What to work on: Omit all images. Write out the rest of the material exactly.

+++++

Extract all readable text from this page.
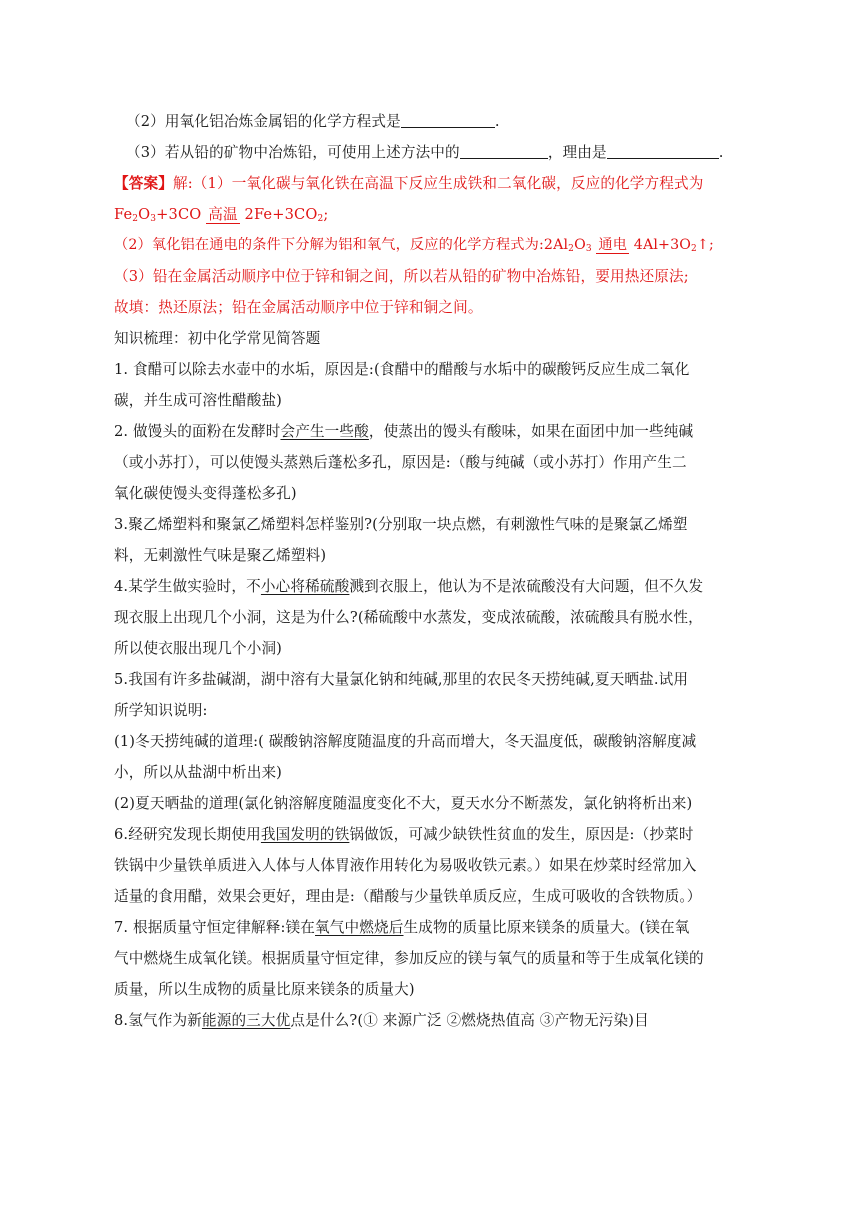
（2）用氧化铝冶炼金属铝的化学方程式是	.
（3）若从铅的矿物中冶炼铅，可使用上述方法中的	，理由是	.
【答案】解:（1）一氧化碳与氧化铁在高温下反应生成铁和二氧化碳，反应的化学方程式为
$Fe_2O_3+3CO$ 高温 $2Fe+3CO_2$;
（2）氧化铝在通电的条件下分解为铝和氧气，反应的化学方程式为$:2Al_2O_3$ 通电 $4Al+3O_2↑$;
（3）铅在金属活动顺序中位于锌和铜之间，所以若从铅的矿物中冶炼铅，要用热还原法;
故填：热还原法；铅在金属活动顺序中位于锌和铜之间。
知识梳理：初中化学常见简答题
1. 食醋可以除去水壶中的水垢，原因是:(食醋中的醋酸与水垢中的碳酸钙反应生成二氧化
碳，并生成可溶性醋酸盐)
2. 做馒头的面粉在发酵时会产生一些酸，使蒸出的馒头有酸味，如果在面团中加一些纯碱
（或小苏打），可以使馒头蒸熟后蓬松多孔，原因是:（酸与纯碱（或小苏打）作用产生二
氧化碳使馒头变得蓬松多孔)
3.聚乙烯塑料和聚氯乙烯塑料怎样鉴别?(分别取一块点燃，有刺激性气味的是聚氯乙烯塑
料，无刺激性气味是聚乙烯塑料)
4.某学生做实验时，不小心将稀硫酸溅到衣服上，他认为不是浓硫酸没有大问题，但不久发
现衣服上出现几个小洞，这是为什么?(稀硫酸中水蒸发，变成浓硫酸，浓硫酸具有脱水性，
所以使衣服出现几个小洞)
5.我国有许多盐碱湖，湖中溶有大量氯化钠和纯碱,那里的农民冬天捞纯碱,夏天晒盐.试用
所学知识说明:
(1)冬天捞纯碱的道理:( 碳酸钠溶解度随温度的升高而增大，冬天温度低，碳酸钠溶解度减
小，所以从盐湖中析出来)
(2)夏天晒盐的道理(氯化钠溶解度随温度变化不大，夏天水分不断蒸发，氯化钠将析出来)
6.经研究发现长期使用我国发明的铁锅做饭，可减少缺铁性贫血的发生，原因是:（抄菜时
铁锅中少量铁单质进入人体与人体胃液作用转化为易吸收铁元素。）如果在炒菜时经常加入
适量的食用醋，效果会更好，理由是:（醋酸与少量铁单质反应，生成可吸收的含铁物质。）
7. 根据质量守恒定律解释:镁在氧气中燃烧后生成物的质量比原来镁条的质量大。(镁在氧
气中燃烧生成氧化镁。根据质量守恒定律，参加反应的镁与氧气的质量和等于生成氧化镁的
质量，所以生成物的质量比原来镁条的质量大)
8.氢气作为新能源的三大优点是什么?(① 来源广泛 ②燃烧热值高 ③产物无污染)目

+++++

Answer to the problem:
Extract all readable text from this page.
（2）用氧化铝冶炼金属铝的化学方程式是	.
（3）若从铅的矿物中冶炼铅，可使用上述方法中的	，理由是	.
【答案】解:（1）一氧化碳与氧化铁在高温下反应生成铁和二氧化碳，反应的化学方程式为
$Fe_2O_3+3CO$ 高温 $2Fe+3CO_2$;
（2）氧化铝在通电的条件下分解为铝和氧气，反应的化学方程式为$:2Al_2O_3$ 通电 $4Al+3O_2↑$;
（3）铅在金属活动顺序中位于锌和铜之间，所以若从铅的矿物中冶炼铅，要用热还原法;
故填：热还原法；铅在金属活动顺序中位于锌和铜之间。
知识梳理：初中化学常见简答题
1. 食醋可以除去水壶中的水垢，原因是:(食醋中的醋酸与水垢中的碳酸钙反应生成二氧化
碳，并生成可溶性醋酸盐)
2. 做馒头的面粉在发酵时会产生一些酸，使蒸出的馒头有酸味，如果在面团中加一些纯碱
（或小苏打），可以使馒头蒸熟后蓬松多孔，原因是:（酸与纯碱（或小苏打）作用产生二
氧化碳使馒头变得蓬松多孔)
3.聚乙烯塑料和聚氯乙烯塑料怎样鉴别?(分别取一块点燃，有刺激性气味的是聚氯乙烯塑
料，无刺激性气味是聚乙烯塑料)
4.某学生做实验时，不小心将稀硫酸溅到衣服上，他认为不是浓硫酸没有大问题，但不久发
现衣服上出现几个小洞，这是为什么?(稀硫酸中水蒸发，变成浓硫酸，浓硫酸具有脱水性，
所以使衣服出现几个小洞)
5.我国有许多盐碱湖，湖中溶有大量氯化钠和纯碱,那里的农民冬天捞纯碱,夏天晒盐.试用
所学知识说明:
(1)冬天捞纯碱的道理:( 碳酸钠溶解度随温度的升高而增大，冬天温度低，碳酸钠溶解度减
小，所以从盐湖中析出来)
(2)夏天晒盐的道理(氯化钠溶解度随温度变化不大，夏天水分不断蒸发，氯化钠将析出来)
6.经研究发现长期使用我国发明的铁锅做饭，可减少缺铁性贫血的发生，原因是:（抄菜时
铁锅中少量铁单质进入人体与人体胃液作用转化为易吸收铁元素。）如果在炒菜时经常加入
适量的食用醋，效果会更好，理由是:（醋酸与少量铁单质反应，生成可吸收的含铁物质。）
7. 根据质量守恒定律解释:镁在氧气中燃烧后生成物的质量比原来镁条的质量大。(镁在氧
气中燃烧生成氧化镁。根据质量守恒定律，参加反应的镁与氧气的质量和等于生成氧化镁的
质量，所以生成物的质量比原来镁条的质量大)
8.氢气作为新能源的三大优点是什么?(① 来源广泛 ②燃烧热值高 ③产物无污染)目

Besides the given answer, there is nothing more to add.